**QUOTED TEXT:**
[start]
I'm not sure about the projection parameters -- very interesting topic though, and very important to get that right, please change those params as necessary to improve your results.

This simply reads Excel for data that is defined (named ranges only), creates an xy multipoint event using an array and multipoint class.  The 'trick' that may not be immediately apparent is where 5 lines need to be commented out if you don't want to 'see' the centroids as computed before projecting...it was easy to leave that in as related to Dan Patterson's comment about the error associated with finding the actual center.  This is much more complex in terms of coordinate systems and transformation methods than it may initially seem.  ...why the comparison was warranted.  You probably cannot determine anything conclusive with this data, but there are differences in the 2 datasets (look at the attached zip, the contained gdb - the script is also listed below for viewing purposes):

multipointPCS_1 (the projected GCS result, centroid computed before projecting)
[end]
**COLLECTED MATERIAL:**
[start]
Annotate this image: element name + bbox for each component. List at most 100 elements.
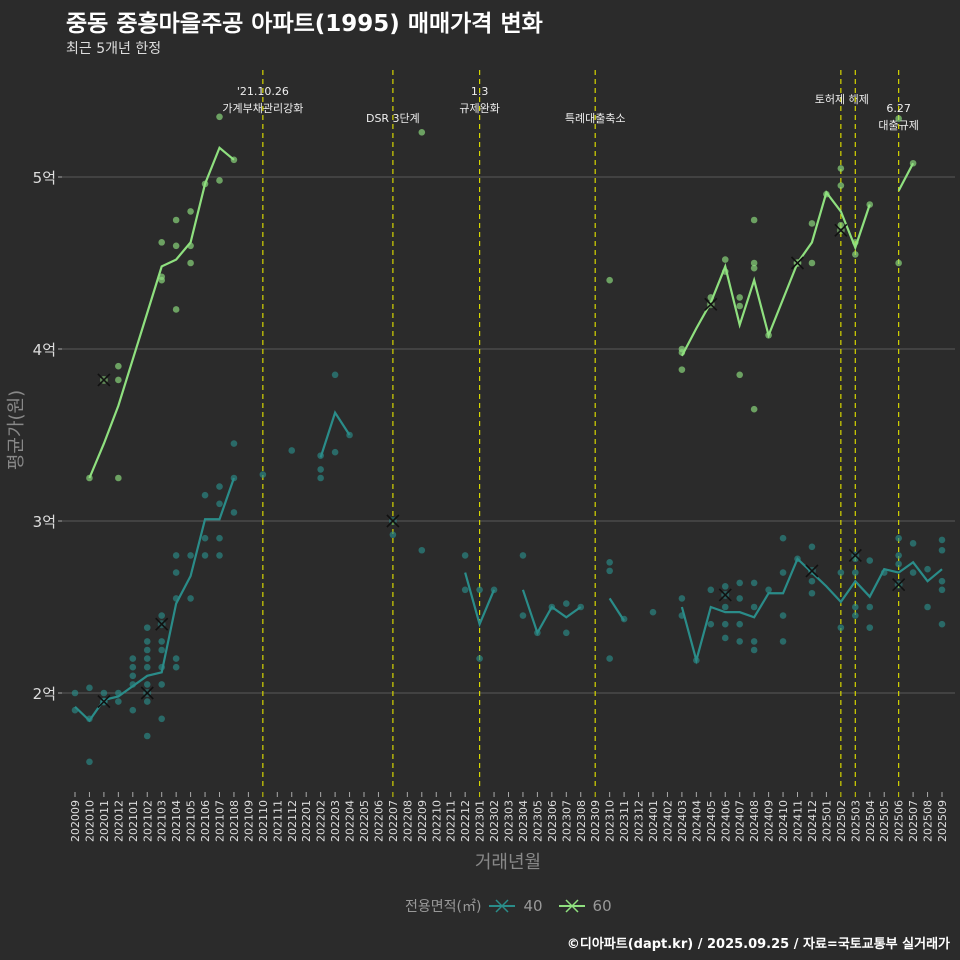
[end]
**TASK TO CARRY OUT:**
Answer these about the post on the Excel multipoint script:
1. What Excel data does the script read?
2. How many lines must be commented out to avoid seeing the centroids as computed before projecting?
3. What does multipointPCS_1 hold?

**EXERCISE RESPONSE:**
1. Data that is defined, meaning named ranges only.
2. Five lines.
3. The projected GCS result, with the centroid computed before projecting.